→ DATA SUPPLIED
········
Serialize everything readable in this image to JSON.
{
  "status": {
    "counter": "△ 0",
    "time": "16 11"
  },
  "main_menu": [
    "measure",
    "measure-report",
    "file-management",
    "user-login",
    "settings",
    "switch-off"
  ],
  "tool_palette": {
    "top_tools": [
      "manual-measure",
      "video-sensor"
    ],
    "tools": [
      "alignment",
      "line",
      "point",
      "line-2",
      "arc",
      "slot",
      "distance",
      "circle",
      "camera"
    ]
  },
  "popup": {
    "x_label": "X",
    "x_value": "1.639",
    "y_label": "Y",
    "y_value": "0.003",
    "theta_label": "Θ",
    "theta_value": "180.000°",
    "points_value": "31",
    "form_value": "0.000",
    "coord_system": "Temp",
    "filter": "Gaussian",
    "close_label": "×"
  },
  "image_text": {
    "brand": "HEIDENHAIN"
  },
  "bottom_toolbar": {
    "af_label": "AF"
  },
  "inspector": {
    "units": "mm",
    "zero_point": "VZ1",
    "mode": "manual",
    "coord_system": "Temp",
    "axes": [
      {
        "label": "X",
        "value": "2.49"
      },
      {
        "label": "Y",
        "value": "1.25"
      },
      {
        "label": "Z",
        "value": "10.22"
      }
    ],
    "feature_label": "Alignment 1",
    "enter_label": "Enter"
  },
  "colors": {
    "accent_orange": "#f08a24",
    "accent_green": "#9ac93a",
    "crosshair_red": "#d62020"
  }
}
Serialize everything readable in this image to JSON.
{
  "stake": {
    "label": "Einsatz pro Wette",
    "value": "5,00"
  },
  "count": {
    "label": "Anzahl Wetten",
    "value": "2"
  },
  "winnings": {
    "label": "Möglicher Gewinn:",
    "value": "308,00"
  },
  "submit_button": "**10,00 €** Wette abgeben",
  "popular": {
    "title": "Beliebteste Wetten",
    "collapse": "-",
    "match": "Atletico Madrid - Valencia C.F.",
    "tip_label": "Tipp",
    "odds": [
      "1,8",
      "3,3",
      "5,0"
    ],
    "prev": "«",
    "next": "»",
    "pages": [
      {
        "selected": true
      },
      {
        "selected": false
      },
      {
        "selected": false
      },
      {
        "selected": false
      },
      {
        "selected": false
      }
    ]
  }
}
········
→ PROMPT
Find the word "Wetten" in the material, then list each line that holds it.

→ FULL RESPONSE
    "label": "Anzahl Wetten",
    "title": "Beliebteste Wetten",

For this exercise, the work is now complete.